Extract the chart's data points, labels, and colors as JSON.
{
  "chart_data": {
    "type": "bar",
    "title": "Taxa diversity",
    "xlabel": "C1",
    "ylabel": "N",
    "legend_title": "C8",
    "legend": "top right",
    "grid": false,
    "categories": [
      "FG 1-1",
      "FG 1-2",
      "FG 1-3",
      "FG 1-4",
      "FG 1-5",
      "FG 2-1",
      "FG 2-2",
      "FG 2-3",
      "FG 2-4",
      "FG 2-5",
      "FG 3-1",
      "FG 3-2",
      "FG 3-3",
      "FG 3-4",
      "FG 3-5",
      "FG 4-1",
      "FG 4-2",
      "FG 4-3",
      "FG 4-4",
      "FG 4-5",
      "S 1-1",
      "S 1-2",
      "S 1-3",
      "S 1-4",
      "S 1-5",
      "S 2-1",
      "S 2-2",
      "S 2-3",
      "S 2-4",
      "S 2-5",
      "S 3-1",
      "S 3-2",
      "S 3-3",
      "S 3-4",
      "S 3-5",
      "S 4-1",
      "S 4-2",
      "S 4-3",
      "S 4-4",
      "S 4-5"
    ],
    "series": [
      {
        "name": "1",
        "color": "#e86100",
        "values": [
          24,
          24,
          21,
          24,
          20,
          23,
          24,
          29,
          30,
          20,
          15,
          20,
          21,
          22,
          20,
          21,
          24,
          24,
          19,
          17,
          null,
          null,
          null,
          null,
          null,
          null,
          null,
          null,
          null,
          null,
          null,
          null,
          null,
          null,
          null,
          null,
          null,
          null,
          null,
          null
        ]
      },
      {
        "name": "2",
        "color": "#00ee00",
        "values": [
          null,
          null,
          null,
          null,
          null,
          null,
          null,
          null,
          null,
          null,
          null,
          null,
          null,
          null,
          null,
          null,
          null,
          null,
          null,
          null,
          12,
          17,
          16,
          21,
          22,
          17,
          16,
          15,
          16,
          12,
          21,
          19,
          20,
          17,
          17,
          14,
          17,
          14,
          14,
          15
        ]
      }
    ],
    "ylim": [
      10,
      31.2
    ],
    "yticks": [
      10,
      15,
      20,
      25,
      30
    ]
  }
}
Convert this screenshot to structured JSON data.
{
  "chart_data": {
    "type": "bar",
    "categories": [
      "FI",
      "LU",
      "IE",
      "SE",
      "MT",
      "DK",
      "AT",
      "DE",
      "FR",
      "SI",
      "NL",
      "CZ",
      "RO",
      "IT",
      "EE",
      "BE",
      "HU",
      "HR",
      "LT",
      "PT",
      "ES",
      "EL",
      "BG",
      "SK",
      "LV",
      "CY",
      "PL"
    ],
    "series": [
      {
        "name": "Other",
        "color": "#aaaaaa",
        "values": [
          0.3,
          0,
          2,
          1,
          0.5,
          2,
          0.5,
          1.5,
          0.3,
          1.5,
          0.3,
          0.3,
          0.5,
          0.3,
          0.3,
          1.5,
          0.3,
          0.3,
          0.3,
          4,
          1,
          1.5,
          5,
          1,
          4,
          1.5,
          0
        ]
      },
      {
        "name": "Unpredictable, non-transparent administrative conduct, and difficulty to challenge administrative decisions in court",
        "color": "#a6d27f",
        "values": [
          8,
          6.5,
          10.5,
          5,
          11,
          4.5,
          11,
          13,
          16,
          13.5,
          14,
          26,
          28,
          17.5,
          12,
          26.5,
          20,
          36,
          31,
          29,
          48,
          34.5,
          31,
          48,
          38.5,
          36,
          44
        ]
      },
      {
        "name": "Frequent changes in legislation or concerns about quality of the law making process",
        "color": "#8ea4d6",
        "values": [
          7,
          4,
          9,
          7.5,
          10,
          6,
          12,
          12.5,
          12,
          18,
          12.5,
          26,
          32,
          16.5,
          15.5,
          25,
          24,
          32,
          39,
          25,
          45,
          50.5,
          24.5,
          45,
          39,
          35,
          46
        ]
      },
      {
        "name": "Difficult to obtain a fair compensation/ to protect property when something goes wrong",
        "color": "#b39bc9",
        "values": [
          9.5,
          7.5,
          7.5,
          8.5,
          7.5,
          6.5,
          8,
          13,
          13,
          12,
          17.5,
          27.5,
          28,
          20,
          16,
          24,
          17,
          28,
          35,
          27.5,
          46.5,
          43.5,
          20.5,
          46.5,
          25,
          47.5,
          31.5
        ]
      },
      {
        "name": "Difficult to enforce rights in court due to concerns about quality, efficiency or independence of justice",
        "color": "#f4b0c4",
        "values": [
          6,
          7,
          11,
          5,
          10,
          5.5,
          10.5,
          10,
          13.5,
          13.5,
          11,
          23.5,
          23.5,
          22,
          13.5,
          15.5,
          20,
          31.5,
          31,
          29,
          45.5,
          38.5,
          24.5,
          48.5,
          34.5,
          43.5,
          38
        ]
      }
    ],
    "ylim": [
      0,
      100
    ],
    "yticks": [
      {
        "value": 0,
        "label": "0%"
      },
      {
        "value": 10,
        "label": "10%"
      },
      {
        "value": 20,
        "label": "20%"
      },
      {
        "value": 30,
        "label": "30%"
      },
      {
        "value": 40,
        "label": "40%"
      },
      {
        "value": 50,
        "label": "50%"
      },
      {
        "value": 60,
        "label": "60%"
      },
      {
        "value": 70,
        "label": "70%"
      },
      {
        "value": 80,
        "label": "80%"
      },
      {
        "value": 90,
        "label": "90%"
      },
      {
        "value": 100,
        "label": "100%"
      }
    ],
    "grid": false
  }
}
----
_Required work_.
Copy all the entries verbatim.

_Answer to this task_.
Extract the chart's data points, labels, and colors as JSON.
{
  "chart_data": {
    "type": "bar",
    "title": "Taxa diversity",
    "xlabel": "C1",
    "ylabel": "N",
    "legend_title": "C8",
    "legend": "top right",
    "grid": false,
    "categories": [
      "FG 1-1",
      "FG 1-2",
      "FG 1-3",
      "FG 1-4",
      "FG 1-5",
      "FG 2-1",
      "FG 2-2",
      "FG 2-3",
      "FG 2-4",
      "FG 2-5",
      "FG 3-1",
      "FG 3-2",
      "FG 3-3",
      "FG 3-4",
      "FG 3-5",
      "FG 4-1",
      "FG 4-2",
      "FG 4-3",
      "FG 4-4",
      "FG 4-5",
      "S 1-1",
      "S 1-2",
      "S 1-3",
      "S 1-4",
      "S 1-5",
      "S 2-1",
      "S 2-2",
      "S 2-3",
      "S 2-4",
      "S 2-5",
      "S 3-1",
      "S 3-2",
      "S 3-3",
      "S 3-4",
      "S 3-5",
      "S 4-1",
      "S 4-2",
      "S 4-3",
      "S 4-4",
      "S 4-5"
    ],
    "series": [
      {
        "name": "1",
        "color": "#e86100",
        "values": [
          24,
          24,
          21,
          24,
          20,
          23,
          24,
          29,
          30,
          20,
          15,
          20,
          21,
          22,
          20,
          21,
          24,
          24,
          19,
          17,
          null,
          null,
          null,
          null,
          null,
          null,
          null,
          null,
          null,
          null,
          null,
          null,
          null,
          null,
          null,
          null,
          null,
          null,
          null,
          null
        ]
      },
      {
        "name": "2",
        "color": "#00ee00",
        "values": [
          null,
          null,
          null,
          null,
          null,
          null,
          null,
          null,
          null,
          null,
          null,
          null,
          null,
          null,
          null,
          null,
          null,
          null,
          null,
          null,
          12,
          17,
          16,
          21,
          22,
          17,
          16,
          15,
          16,
          12,
          21,
          19,
          20,
          17,
          17,
          14,
          17,
          14,
          14,
          15
        ]
      }
    ],
    "ylim": [
      10,
      31.2
    ],
    "yticks": [
      10,
      15,
      20,
      25,
      30
    ]
  }
}
Convert this screenshot to structured JSON data.
{
  "chart_data": {
    "type": "bar",
    "categories": [
      "FI",
      "LU",
      "IE",
      "SE",
      "MT",
      "DK",
      "AT",
      "DE",
      "FR",
      "SI",
      "NL",
      "CZ",
      "RO",
      "IT",
      "EE",
      "BE",
      "HU",
      "HR",
      "LT",
      "PT",
      "ES",
      "EL",
      "BG",
      "SK",
      "LV",
      "CY",
      "PL"
    ],
    "series": [
      {
        "name": "Other",
        "color": "#aaaaaa",
        "values": [
          0.3,
          0,
          2,
          1,
          0.5,
          2,
          0.5,
          1.5,
          0.3,
          1.5,
          0.3,
          0.3,
          0.5,
          0.3,
          0.3,
          1.5,
          0.3,
          0.3,
          0.3,
          4,
          1,
          1.5,
          5,
          1,
          4,
          1.5,
          0
        ]
      },
      {
        "name": "Unpredictable, non-transparent administrative conduct, and difficulty to challenge administrative decisions in court",
        "color": "#a6d27f",
        "values": [
          8,
          6.5,
          10.5,
          5,
          11,
          4.5,
          11,
          13,
          16,
          13.5,
          14,
          26,
          28,
          17.5,
          12,
          26.5,
          20,
          36,
          31,
          29,
          48,
          34.5,
          31,
          48,
          38.5,
          36,
          44
        ]
      },
      {
        "name": "Frequent changes in legislation or concerns about quality of the law making process",
        "color": "#8ea4d6",
        "values": [
          7,
          4,
          9,
          7.5,
          10,
          6,
          12,
          12.5,
          12,
          18,
          12.5,
          26,
          32,
          16.5,
          15.5,
          25,
          24,
          32,
          39,
          25,
          45,
          50.5,
          24.5,
          45,
          39,
          35,
          46
        ]
      },
      {
        "name": "Difficult to obtain a fair compensation/ to protect property when something goes wrong",
        "color": "#b39bc9",
        "values": [
          9.5,
          7.5,
          7.5,
          8.5,
          7.5,
          6.5,
          8,
          13,
          13,
          12,
          17.5,
          27.5,
          28,
          20,
          16,
          24,
          17,
          28,
          35,
          27.5,
          46.5,
          43.5,
          20.5,
          46.5,
          25,
          47.5,
          31.5
        ]
      },
      {
        "name": "Difficult to enforce rights in court due to concerns about quality, efficiency or independence of justice",
        "color": "#f4b0c4",
        "values": [
          6,
          7,
          11,
          5,
          10,
          5.5,
          10.5,
          10,
          13.5,
          13.5,
          11,
          23.5,
          23.5,
          22,
          13.5,
          15.5,
          20,
          31.5,
          31,
          29,
          45.5,
          38.5,
          24.5,
          48.5,
          34.5,
          43.5,
          38
        ]
      }
    ],
    "ylim": [
      0,
      100
    ],
    "yticks": [
      {
        "value": 0,
        "label": "0%"
      },
      {
        "value": 10,
        "label": "10%"
      },
      {
        "value": 20,
        "label": "20%"
      },
      {
        "value": 30,
        "label": "30%"
      },
      {
        "value": 40,
        "label": "40%"
      },
      {
        "value": 50,
        "label": "50%"
      },
      {
        "value": 60,
        "label": "60%"
      },
      {
        "value": 70,
        "label": "70%"
      },
      {
        "value": 80,
        "label": "80%"
      },
      {
        "value": 90,
        "label": "90%"
      },
      {
        "value": 100,
        "label": "100%"
      }
    ],
    "grid": false
  }
}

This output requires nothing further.